### DIRECTIONS
Set the listing down unchanged, minus every embedded image.

### ENTRIES
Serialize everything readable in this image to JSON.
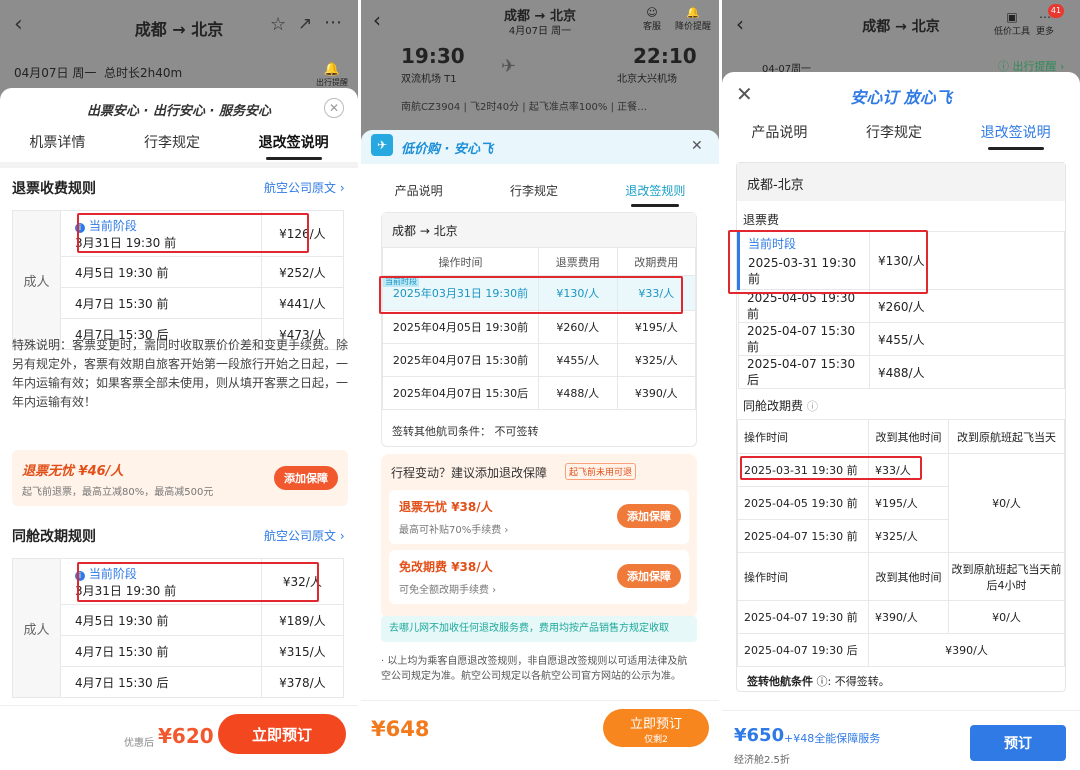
{
  "p1": {
    "header": {
      "title": "成都 → 北京",
      "date": "04月07日 周一",
      "duration": "总时长2h40m",
      "alert": "出行提醒"
    },
    "slogan": "出票安心 · 出行安心 · 服务安心",
    "tabs": [
      "机票详情",
      "行李规定",
      "退改签说明"
    ],
    "refund": {
      "title": "退票收费规则",
      "link": "航空公司原文 ›",
      "pax": "成人",
      "rows": [
        {
          "stage": "当前阶段",
          "time": "3月31日 19:30 前",
          "fee": "¥126/人"
        },
        {
          "time": "4月5日 19:30 前",
          "fee": "¥252/人"
        },
        {
          "time": "4月7日 15:30 前",
          "fee": "¥441/人"
        },
        {
          "time": "4月7日 15:30 后",
          "fee": "¥473/人"
        }
      ]
    },
    "note": "特殊说明：客票变更时，需同时收取票价价差和变更手续费。除另有规定外，客票有效期自旅客开始第一段旅行开始之日起，一年内运输有效；如果客票全部未使用，则从填开客票之日起，一年内运输有效！",
    "ins": {
      "name": "退票无忧",
      "price": "¥46/人",
      "desc": "起飞前退票，最高立减80%，最高减500元",
      "btn": "添加保障"
    },
    "change": {
      "title": "同舱改期规则",
      "link": "航空公司原文 ›",
      "pax": "成人",
      "rows": [
        {
          "stage": "当前阶段",
          "time": "3月31日 19:30 前",
          "fee": "¥32/人"
        },
        {
          "time": "4月5日 19:30 前",
          "fee": "¥189/人"
        },
        {
          "time": "4月7日 15:30 前",
          "fee": "¥315/人"
        },
        {
          "time": "4月7日 15:30 后",
          "fee": "¥378/人"
        }
      ]
    },
    "footer": {
      "prefix": "优惠后",
      "price": "¥620",
      "btn": "立即预订"
    }
  },
  "p2": {
    "header": {
      "title": "成都 → 北京",
      "date": "4月07日 周一",
      "service": "客服",
      "alert": "降价提醒"
    },
    "flight": {
      "dep_time": "19:30",
      "dep_airport": "双流机场 T1",
      "arr_time": "22:10",
      "arr_airport": "北京大兴机场",
      "info": "南航CZ3904 | 飞2时40分 | 起飞准点率100% | 正餐…"
    },
    "sheet": {
      "brand": "低价购 · 安心飞",
      "tabs": [
        "产品说明",
        "行李规定",
        "退改签规则"
      ],
      "route": "成都 → 北京",
      "headers": [
        "操作时间",
        "退票费用",
        "改期费用"
      ],
      "stage": "当前时段",
      "rows": [
        {
          "time": "2025年03月31日 19:30前",
          "refund": "¥130/人",
          "change": "¥33/人"
        },
        {
          "time": "2025年04月05日 19:30前",
          "refund": "¥260/人",
          "change": "¥195/人"
        },
        {
          "time": "2025年04月07日 15:30前",
          "refund": "¥455/人",
          "change": "¥325/人"
        },
        {
          "time": "2025年04月07日 15:30后",
          "refund": "¥488/人",
          "change": "¥390/人"
        }
      ],
      "endorse": "签转其他航司条件： 不可签转",
      "promo": {
        "title": "行程变动？建议添加退改保障",
        "tag": "起飞前未用可退",
        "items": [
          {
            "name": "退票无忧",
            "price": "¥38/人",
            "desc": "最高可补贴70%手续费 ›",
            "btn": "添加保障"
          },
          {
            "name": "免改期费",
            "price": "¥38/人",
            "desc": "可免全额改期手续费 ›",
            "btn": "添加保障"
          }
        ]
      },
      "notice": "去哪儿网不加收任何退改服务费，费用均按产品销售方规定收取",
      "bullet": "· 以上均为乘客自愿退改签规则，非自愿退改签规则以可适用法律及航空公司规定为准。航空公司规定以各航空公司官方网站的公示为准。"
    },
    "footer": {
      "price": "¥648",
      "btn": "立即预订",
      "btn_sub": "仅剩2"
    }
  },
  "p3": {
    "header": {
      "title": "成都 → 北京",
      "tool1": "低价工具",
      "tool2": "更多",
      "badge": "41",
      "date": "04-07周一",
      "alert": "出行提醒"
    },
    "brand": "安心订 放心飞",
    "tabs": [
      "产品说明",
      "行李规定",
      "退改签说明"
    ],
    "route": "成都-北京",
    "refund": {
      "title": "退票费",
      "stage": "当前时段",
      "rows": [
        {
          "time": "2025-03-31 19:30 前",
          "fee": "¥130/人"
        },
        {
          "time": "2025-04-05 19:30 前",
          "fee": "¥260/人"
        },
        {
          "time": "2025-04-07 15:30 前",
          "fee": "¥455/人"
        },
        {
          "time": "2025-04-07 15:30 后",
          "fee": "¥488/人"
        }
      ]
    },
    "change": {
      "title": "同舱改期费",
      "h1": [
        "操作时间",
        "改到其他时间",
        "改到原航班起飞当天"
      ],
      "rows1": [
        {
          "time": "2025-03-31 19:30 前",
          "fee": "¥33/人"
        },
        {
          "time": "2025-04-05 19:30 前",
          "fee": "¥195/人"
        },
        {
          "time": "2025-04-07 15:30 前",
          "fee": "¥325/人"
        }
      ],
      "same1": "¥0/人",
      "h2": [
        "操作时间",
        "改到其他时间",
        "改到原航班起飞当天前后4小时"
      ],
      "rows2": [
        {
          "time": "2025-04-07 19:30 前",
          "fee": "¥390/人",
          "same": "¥0/人"
        }
      ],
      "last": {
        "time": "2025-04-07 19:30 后",
        "fee": "¥390/人"
      }
    },
    "endorse": {
      "label": "签转他航条件",
      "value": "不得签转。"
    },
    "footer": {
      "price": "¥650",
      "extra": "+¥48全能保障服务",
      "cabin": "经济舱2.5折",
      "btn": "预订"
    }
  }
}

### SOLUTION FOR THIS EXERCISE
Serialize everything readable in this image to JSON.
{
  "p1": {
    "header": {
      "title": "成都 → 北京",
      "date": "04月07日 周一",
      "duration": "总时长2h40m",
      "alert": "出行提醒"
    },
    "slogan": "出票安心 · 出行安心 · 服务安心",
    "tabs": [
      "机票详情",
      "行李规定",
      "退改签说明"
    ],
    "refund": {
      "title": "退票收费规则",
      "link": "航空公司原文 ›",
      "pax": "成人",
      "rows": [
        {
          "stage": "当前阶段",
          "time": "3月31日 19:30 前",
          "fee": "¥126/人"
        },
        {
          "time": "4月5日 19:30 前",
          "fee": "¥252/人"
        },
        {
          "time": "4月7日 15:30 前",
          "fee": "¥441/人"
        },
        {
          "time": "4月7日 15:30 后",
          "fee": "¥473/人"
        }
      ]
    },
    "note": "特殊说明：客票变更时，需同时收取票价价差和变更手续费。除另有规定外，客票有效期自旅客开始第一段旅行开始之日起，一年内运输有效；如果客票全部未使用，则从填开客票之日起，一年内运输有效！",
    "ins": {
      "name": "退票无忧",
      "price": "¥46/人",
      "desc": "起飞前退票，最高立减80%，最高减500元",
      "btn": "添加保障"
    },
    "change": {
      "title": "同舱改期规则",
      "link": "航空公司原文 ›",
      "pax": "成人",
      "rows": [
        {
          "stage": "当前阶段",
          "time": "3月31日 19:30 前",
          "fee": "¥32/人"
        },
        {
          "time": "4月5日 19:30 前",
          "fee": "¥189/人"
        },
        {
          "time": "4月7日 15:30 前",
          "fee": "¥315/人"
        },
        {
          "time": "4月7日 15:30 后",
          "fee": "¥378/人"
        }
      ]
    },
    "footer": {
      "prefix": "优惠后",
      "price": "¥620",
      "btn": "立即预订"
    }
  },
  "p2": {
    "header": {
      "title": "成都 → 北京",
      "date": "4月07日 周一",
      "service": "客服",
      "alert": "降价提醒"
    },
    "flight": {
      "dep_time": "19:30",
      "dep_airport": "双流机场 T1",
      "arr_time": "22:10",
      "arr_airport": "北京大兴机场",
      "info": "南航CZ3904 | 飞2时40分 | 起飞准点率100% | 正餐…"
    },
    "sheet": {
      "brand": "低价购 · 安心飞",
      "tabs": [
        "产品说明",
        "行李规定",
        "退改签规则"
      ],
      "route": "成都 → 北京",
      "headers": [
        "操作时间",
        "退票费用",
        "改期费用"
      ],
      "stage": "当前时段",
      "rows": [
        {
          "time": "2025年03月31日 19:30前",
          "refund": "¥130/人",
          "change": "¥33/人"
        },
        {
          "time": "2025年04月05日 19:30前",
          "refund": "¥260/人",
          "change": "¥195/人"
        },
        {
          "time": "2025年04月07日 15:30前",
          "refund": "¥455/人",
          "change": "¥325/人"
        },
        {
          "time": "2025年04月07日 15:30后",
          "refund": "¥488/人",
          "change": "¥390/人"
        }
      ],
      "endorse": "签转其他航司条件： 不可签转",
      "promo": {
        "title": "行程变动？建议添加退改保障",
        "tag": "起飞前未用可退",
        "items": [
          {
            "name": "退票无忧",
            "price": "¥38/人",
            "desc": "最高可补贴70%手续费 ›",
            "btn": "添加保障"
          },
          {
            "name": "免改期费",
            "price": "¥38/人",
            "desc": "可免全额改期手续费 ›",
            "btn": "添加保障"
          }
        ]
      },
      "notice": "去哪儿网不加收任何退改服务费，费用均按产品销售方规定收取",
      "bullet": "· 以上均为乘客自愿退改签规则，非自愿退改签规则以可适用法律及航空公司规定为准。航空公司规定以各航空公司官方网站的公示为准。"
    },
    "footer": {
      "price": "¥648",
      "btn": "立即预订",
      "btn_sub": "仅剩2"
    }
  },
  "p3": {
    "header": {
      "title": "成都 → 北京",
      "tool1": "低价工具",
      "tool2": "更多",
      "badge": "41",
      "date": "04-07周一",
      "alert": "出行提醒"
    },
    "brand": "安心订 放心飞",
    "tabs": [
      "产品说明",
      "行李规定",
      "退改签说明"
    ],
    "route": "成都-北京",
    "refund": {
      "title": "退票费",
      "stage": "当前时段",
      "rows": [
        {
          "time": "2025-03-31 19:30 前",
          "fee": "¥130/人"
        },
        {
          "time": "2025-04-05 19:30 前",
          "fee": "¥260/人"
        },
        {
          "time": "2025-04-07 15:30 前",
          "fee": "¥455/人"
        },
        {
          "time": "2025-04-07 15:30 后",
          "fee": "¥488/人"
        }
      ]
    },
    "change": {
      "title": "同舱改期费",
      "h1": [
        "操作时间",
        "改到其他时间",
        "改到原航班起飞当天"
      ],
      "rows1": [
        {
          "time": "2025-03-31 19:30 前",
          "fee": "¥33/人"
        },
        {
          "time": "2025-04-05 19:30 前",
          "fee": "¥195/人"
        },
        {
          "time": "2025-04-07 15:30 前",
          "fee": "¥325/人"
        }
      ],
      "same1": "¥0/人",
      "h2": [
        "操作时间",
        "改到其他时间",
        "改到原航班起飞当天前后4小时"
      ],
      "rows2": [
        {
          "time": "2025-04-07 19:30 前",
          "fee": "¥390/人",
          "same": "¥0/人"
        }
      ],
      "last": {
        "time": "2025-04-07 19:30 后",
        "fee": "¥390/人"
      }
    },
    "endorse": {
      "label": "签转他航条件",
      "value": "不得签转。"
    },
    "footer": {
      "price": "¥650",
      "extra": "+¥48全能保障服务",
      "cabin": "经济舱2.5折",
      "btn": "预订"
    }
  }
}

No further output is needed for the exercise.